**Extract provided:**
## begin

Song by Armaan Malik, Shirley Setia
- Language: English; Hindi (some adaptations)
- Released: 2010 (first use in Cadbury Dairy Milk Silk advertisements)
- Genre: Jingle, Pop
- Label: Ogilvy India, Mondelez India Foods Pvt. Ltd.
- Songwriters: Armaan Malik, Shirley Setia (vocals, partial lyrics); Clinton Cerejo (composition, production)
- Composer: Clinton Cerejo
- Producer: Clinton Cerejo

= Kiss Me, Close Your Eyes =

Advertising jingle for Cadbury Dairy Milk Silk

"Kiss Me, Close Your Eyes" is a promotional song and jingle created for the Cadbury Dairy Milk Silk series of television advertisements in India. The song is performed by Indian singers Armaan Malik and Shirley Setia, with music composed and produced by Clinton Cerejo.

== Background ==
The song was introduced as part of Cadbury's marketing campaign for Dairy Milk Silk, a premium chocolate variant. Cadbury Dairy Milk has long been associated with feel-good advertising in India, but the launch of Dairy Milk Silk marked a shift toward more romantic and aspirational messaging. According to industry experts, Silk’s campaigns evolved from focusing solely on product enjoyment to emphasizing memorable shared experiences, with the chocolate acting as a proxy for emotional connection and desire. Strategic planning and creative development were driven by Ogilvy India, with Ganapathy Balagopalan and other agency leaders highlighting the intent to elevate Silk from being a premium product to a cultural icon in romantic gestures.

## end

**Problems to work on:**
1. Please copy, word for word, the passage of the jingle article that begins with "- Genre: Jingle, Pop" and ends with "Cerejo (composition, production)".
2. Identify every line in the rows below that contains the string "payload" and copy each one in full.

**Entries supplied:**
## begin

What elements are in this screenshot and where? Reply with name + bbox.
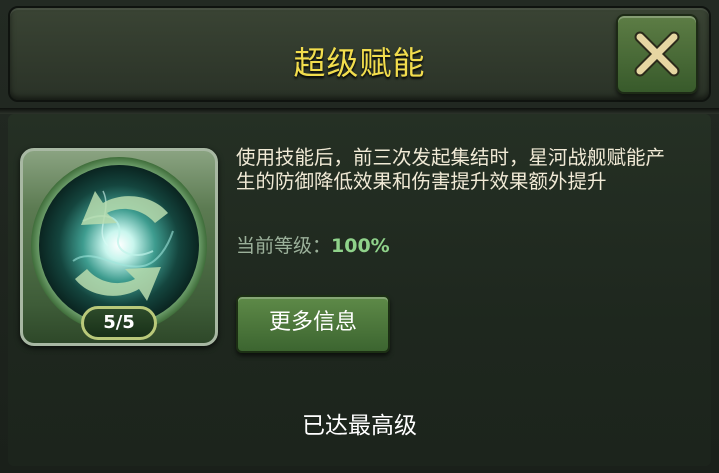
current-level-label: 当前等级： [236,235,332,257]
skill-description: 使用技能后，前三次发起集结时，星河战舰赋能产生的防御降低效果和伤害提升效果额外提… [236,146,666,193]
skill-dialog: 超级赋能 5/5 使用技能后，前三次发起集结时，星河战舰赋能产生的防御降低效果和… [0,0,719,473]
current-level: 当前等级：100% [236,231,390,258]
close-icon [634,31,680,77]
skill-level-badge: 5/5 [81,306,157,340]
more-info-button[interactable]: 更多信息 [236,295,390,353]
current-level-value: 100% [331,235,390,257]
close-button[interactable] [616,14,698,94]
max-level-status: 已达最高级 [302,413,417,439]
dialog-title: 超级赋能 [293,44,426,82]
dialog-header: 超级赋能 [8,6,711,102]
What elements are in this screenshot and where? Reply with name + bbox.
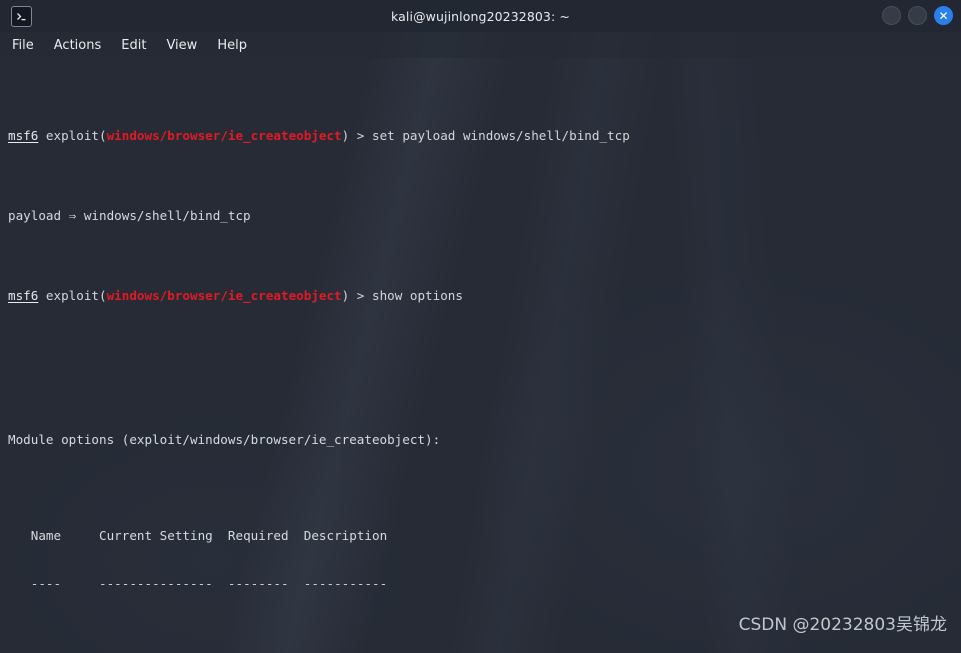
rule-required: -------- (227, 576, 289, 591)
col-pad (289, 528, 304, 543)
prompt-context-prefix: exploit( (38, 128, 107, 143)
header-description: Description (303, 528, 388, 543)
menu-file[interactable]: File (12, 38, 34, 53)
col-pad (61, 576, 99, 591)
menu-help[interactable]: Help (217, 38, 247, 53)
menubar: File Actions Edit View Help (0, 32, 961, 58)
col-pad (61, 528, 99, 543)
terminal-line-prompt-set-payload: msf6 exploit(windows/browser/ie_createob… (8, 128, 961, 144)
window-titlebar[interactable]: kali@wujinlong20232803: ~ ✕ (0, 0, 961, 32)
prompt-context-suffix: ) > (341, 288, 372, 303)
module-options-header-rule: ---- --------------- -------- ----------… (8, 576, 961, 592)
col-pad (289, 576, 304, 591)
terminal-window: kali@wujinlong20232803: ~ ✕ File Actions… (0, 0, 961, 653)
terminal-icon (11, 5, 32, 27)
prompt-shell: msf6 (8, 128, 39, 143)
col-pad (213, 528, 228, 543)
module-options-heading: Module options (exploit/windows/browser/… (8, 432, 441, 447)
window-title: kali@wujinlong20232803: ~ (391, 8, 570, 24)
prompt-context-suffix: ) > (341, 128, 372, 143)
command-set-payload: set payload windows/shell/bind_tcp (371, 128, 630, 143)
rule-current-setting: --------------- (99, 576, 213, 591)
menu-edit[interactable]: Edit (121, 38, 146, 53)
menu-actions[interactable]: Actions (54, 38, 102, 53)
header-name: Name (30, 528, 62, 543)
col-pad (8, 528, 31, 543)
terminal-line-payload-echo: payload ⇒ windows/shell/bind_tcp (8, 208, 251, 223)
terminal-output[interactable]: msf6 exploit(windows/browser/ie_createob… (0, 58, 961, 653)
header-current-setting: Current Setting (99, 528, 213, 543)
module-options-header-row: Name Current Setting Required Descriptio… (8, 528, 961, 544)
command-show-options: show options (371, 288, 463, 303)
header-required: Required (227, 528, 289, 543)
close-button[interactable]: ✕ (934, 6, 953, 25)
minimize-button[interactable] (882, 6, 901, 25)
prompt-context-prefix: exploit( (38, 288, 107, 303)
menu-view[interactable]: View (166, 38, 197, 53)
rule-name: ---- (30, 576, 62, 591)
rule-description: ----------- (303, 576, 388, 591)
maximize-button[interactable] (908, 6, 927, 25)
col-pad (8, 576, 31, 591)
window-controls: ✕ (882, 6, 953, 25)
terminal-line-prompt-show-options: msf6 exploit(windows/browser/ie_createob… (8, 288, 961, 304)
prompt-module: windows/browser/ie_createobject (106, 288, 342, 303)
csdn-watermark: CSDN @20232803吴锦龙 (738, 615, 947, 635)
prompt-module: windows/browser/ie_createobject (106, 128, 342, 143)
col-pad (213, 576, 228, 591)
prompt-shell: msf6 (8, 288, 39, 303)
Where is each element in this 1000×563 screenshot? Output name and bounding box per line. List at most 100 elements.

## end

**Correct answers:**
1.
- Genre: Jingle, Pop
- Label: Ogilvy India, Mondelez India Foods Pvt. Ltd.
- Songwriters: Armaan Malik, Shirley Setia (vocals, partial lyrics); Clinton Cerejo (composition, production)

2.
terminal-line-prompt-set-payload: msf6 exploit(windows/browser/ie_createob… (8, 128, 961, 144)
command-set-payload: set payload windows/shell/bind_tcp (371, 128, 630, 143)
terminal-line-payload-echo: payload ⇒ windows/shell/bind_tcp (8, 208, 251, 223)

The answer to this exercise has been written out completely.